**What is needed:** Look through the material below. Copy every line with the string "text" in it.

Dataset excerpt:
***
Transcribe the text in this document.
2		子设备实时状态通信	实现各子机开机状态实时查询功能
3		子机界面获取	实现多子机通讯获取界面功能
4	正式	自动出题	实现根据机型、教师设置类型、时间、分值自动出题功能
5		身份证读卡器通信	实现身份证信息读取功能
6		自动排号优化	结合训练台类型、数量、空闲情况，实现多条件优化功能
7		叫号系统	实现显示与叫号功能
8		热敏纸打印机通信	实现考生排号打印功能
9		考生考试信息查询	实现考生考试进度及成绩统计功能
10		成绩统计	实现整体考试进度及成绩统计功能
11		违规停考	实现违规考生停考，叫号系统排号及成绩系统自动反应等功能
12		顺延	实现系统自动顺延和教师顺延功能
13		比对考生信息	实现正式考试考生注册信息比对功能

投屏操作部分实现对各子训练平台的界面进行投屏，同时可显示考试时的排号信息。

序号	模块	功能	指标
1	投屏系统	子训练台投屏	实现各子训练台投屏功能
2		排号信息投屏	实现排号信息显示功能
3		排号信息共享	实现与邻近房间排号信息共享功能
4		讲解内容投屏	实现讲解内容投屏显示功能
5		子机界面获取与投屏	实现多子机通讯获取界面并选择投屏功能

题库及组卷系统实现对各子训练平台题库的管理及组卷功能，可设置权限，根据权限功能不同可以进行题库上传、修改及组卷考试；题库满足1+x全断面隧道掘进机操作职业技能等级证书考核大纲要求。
***
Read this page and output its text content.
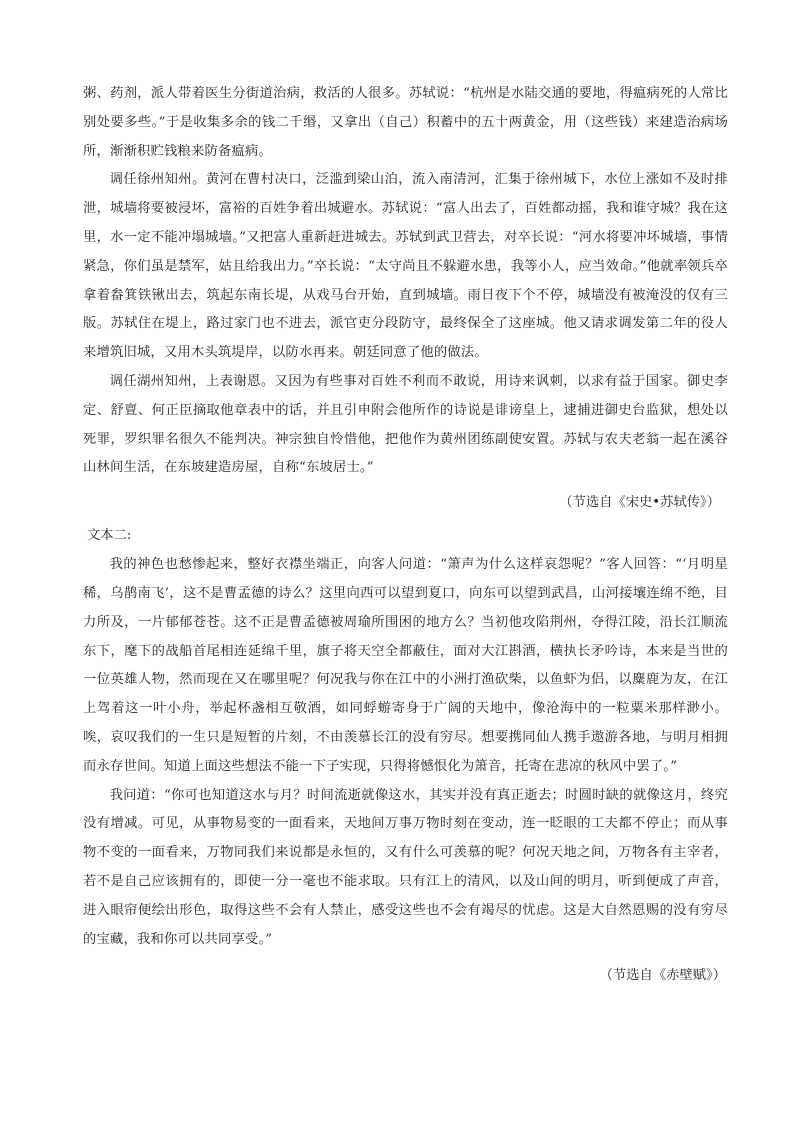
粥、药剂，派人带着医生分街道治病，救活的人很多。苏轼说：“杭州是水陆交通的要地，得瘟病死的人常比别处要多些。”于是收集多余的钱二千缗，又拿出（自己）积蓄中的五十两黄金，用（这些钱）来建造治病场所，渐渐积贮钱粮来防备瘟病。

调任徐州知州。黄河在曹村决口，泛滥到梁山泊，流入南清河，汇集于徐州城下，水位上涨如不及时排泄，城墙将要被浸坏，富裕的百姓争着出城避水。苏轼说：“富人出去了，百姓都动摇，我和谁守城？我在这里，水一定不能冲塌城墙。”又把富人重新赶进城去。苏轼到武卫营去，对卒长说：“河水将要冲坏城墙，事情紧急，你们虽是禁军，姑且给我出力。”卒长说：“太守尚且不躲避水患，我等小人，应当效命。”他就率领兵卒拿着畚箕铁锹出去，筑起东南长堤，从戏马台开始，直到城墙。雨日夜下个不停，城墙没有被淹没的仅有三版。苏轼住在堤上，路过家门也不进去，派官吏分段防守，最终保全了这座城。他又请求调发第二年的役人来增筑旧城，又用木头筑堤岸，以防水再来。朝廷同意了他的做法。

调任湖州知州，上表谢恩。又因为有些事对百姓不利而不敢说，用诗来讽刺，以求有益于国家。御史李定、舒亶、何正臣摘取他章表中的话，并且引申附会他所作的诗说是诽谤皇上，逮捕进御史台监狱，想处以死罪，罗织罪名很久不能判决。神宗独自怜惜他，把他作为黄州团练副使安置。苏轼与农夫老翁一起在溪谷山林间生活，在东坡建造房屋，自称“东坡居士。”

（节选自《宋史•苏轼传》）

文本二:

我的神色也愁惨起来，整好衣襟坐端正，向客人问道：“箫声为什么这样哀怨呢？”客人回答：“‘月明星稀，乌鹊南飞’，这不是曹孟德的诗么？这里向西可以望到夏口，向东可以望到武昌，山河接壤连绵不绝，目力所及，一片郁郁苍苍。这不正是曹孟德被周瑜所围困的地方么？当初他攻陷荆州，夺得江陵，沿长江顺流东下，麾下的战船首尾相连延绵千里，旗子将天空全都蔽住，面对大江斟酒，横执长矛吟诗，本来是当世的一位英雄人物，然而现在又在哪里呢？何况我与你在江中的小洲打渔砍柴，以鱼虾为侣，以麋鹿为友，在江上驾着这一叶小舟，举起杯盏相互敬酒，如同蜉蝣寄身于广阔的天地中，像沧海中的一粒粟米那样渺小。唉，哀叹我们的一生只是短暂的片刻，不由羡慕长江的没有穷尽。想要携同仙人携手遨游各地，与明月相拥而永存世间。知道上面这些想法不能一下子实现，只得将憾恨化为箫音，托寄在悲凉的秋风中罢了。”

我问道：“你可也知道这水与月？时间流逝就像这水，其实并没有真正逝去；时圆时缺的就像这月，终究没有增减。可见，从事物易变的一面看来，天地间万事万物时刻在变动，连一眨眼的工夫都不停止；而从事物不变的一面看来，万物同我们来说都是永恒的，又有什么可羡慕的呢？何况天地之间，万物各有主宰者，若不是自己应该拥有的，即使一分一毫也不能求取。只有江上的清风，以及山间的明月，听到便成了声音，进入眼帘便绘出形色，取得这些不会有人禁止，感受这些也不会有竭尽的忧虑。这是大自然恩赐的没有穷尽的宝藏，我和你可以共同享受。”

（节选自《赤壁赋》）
***
**Worked answer:**
Transcribe the text in this document.
Read this page and output its text content.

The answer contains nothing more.